>> BEGIN
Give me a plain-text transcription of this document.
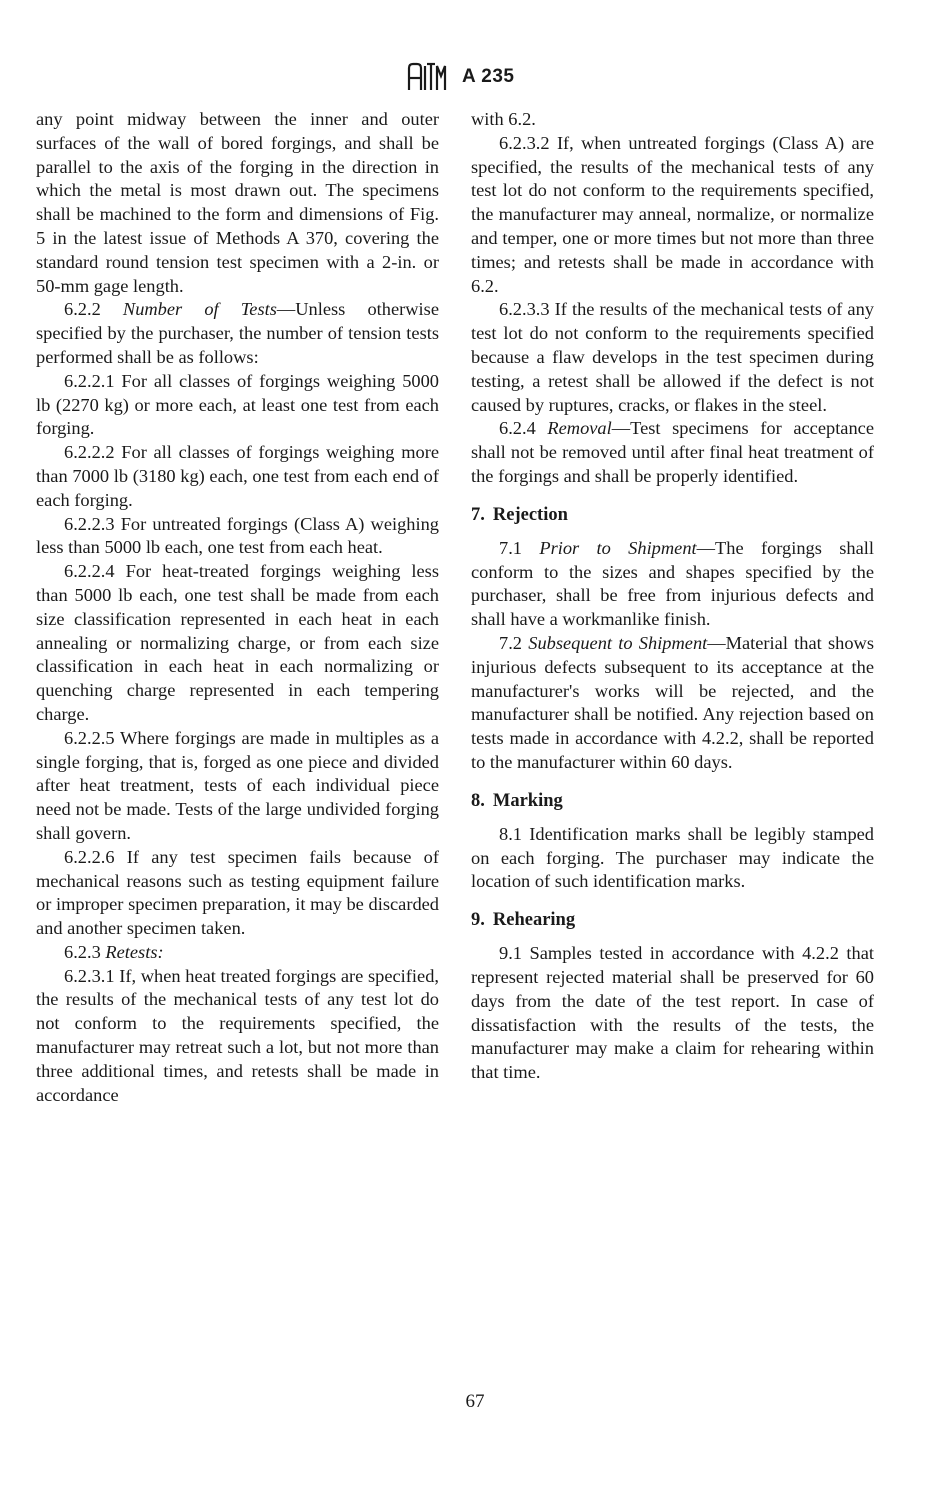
A 235

any point midway between the inner and outer surfaces of the wall of bored forgings, and shall be parallel to the axis of the forging in the direction in which the metal is most drawn out. The specimens shall be machined to the form and dimensions of Fig. 5 in the latest issue of Methods A 370, covering the standard round tension test specimen with a 2-in. or 50-mm gage length.

6.2.2 Number of Tests—Unless otherwise specified by the purchaser, the number of tension tests performed shall be as follows:

6.2.2.1 For all classes of forgings weighing 5000 lb (2270 kg) or more each, at least one test from each forging.

6.2.2.2 For all classes of forgings weighing more than 7000 lb (3180 kg) each, one test from each end of each forging.

6.2.2.3 For untreated forgings (Class A) weighing less than 5000 lb each, one test from each heat.

6.2.2.4 For heat-treated forgings weighing less than 5000 lb each, one test shall be made from each size classification represented in each heat in each annealing or normalizing charge, or from each size classification in each heat in each normalizing or quenching charge represented in each tempering charge.

6.2.2.5 Where forgings are made in multiples as a single forging, that is, forged as one piece and divided after heat treatment, tests of each individual piece need not be made. Tests of the large undivided forging shall govern.

6.2.2.6 If any test specimen fails because of mechanical reasons such as testing equipment failure or improper specimen preparation, it may be discarded and another specimen taken.

6.2.3 Retests:

6.2.3.1 If, when heat treated forgings are specified, the results of the mechanical tests of any test lot do not conform to the requirements specified, the manufacturer may retreat such a lot, but not more than three additional times, and retests shall be made in accordance

with 6.2.

6.2.3.2 If, when untreated forgings (Class A) are specified, the results of the mechanical tests of any test lot do not conform to the requirements specified, the manufacturer may anneal, normalize, or normalize and temper, one or more times but not more than three times; and retests shall be made in accordance with 6.2.

6.2.3.3 If the results of the mechanical tests of any test lot do not conform to the requirements specified because a flaw develops in the test specimen during testing, a retest shall be allowed if the defect is not caused by ruptures, cracks, or flakes in the steel.

6.2.4 Removal—Test specimens for acceptance shall not be removed until after final heat treatment of the forgings and shall be properly identified.

7. Rejection

7.1 Prior to Shipment—The forgings shall conform to the sizes and shapes specified by the purchaser, shall be free from injurious defects and shall have a workmanlike finish.

7.2 Subsequent to Shipment—Material that shows injurious defects subsequent to its acceptance at the manufacturer's works will be rejected, and the manufacturer shall be notified. Any rejection based on tests made in accordance with 4.2.2, shall be reported to the manufacturer within 60 days.

8. Marking

8.1 Identification marks shall be legibly stamped on each forging. The purchaser may indicate the location of such identification marks.

9. Rehearing

9.1 Samples tested in accordance with 4.2.2 that represent rejected material shall be preserved for 60 days from the date of the test report. In case of dissatisfaction with the results of the tests, the manufacturer may make a claim for rehearing within that time.

67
>> END
_Exercise task_
Find every line in the records above that contains the word "classes", and copy each one.

_Answer to this exercise_
6.2.2.1 For all classes of forgings weighing 5000 lb (2270 kg) or more each, at least one test from each forging.
6.2.2.2 For all classes of forgings weighing more than 7000 lb (3180 kg) each, one test from each end of each forging.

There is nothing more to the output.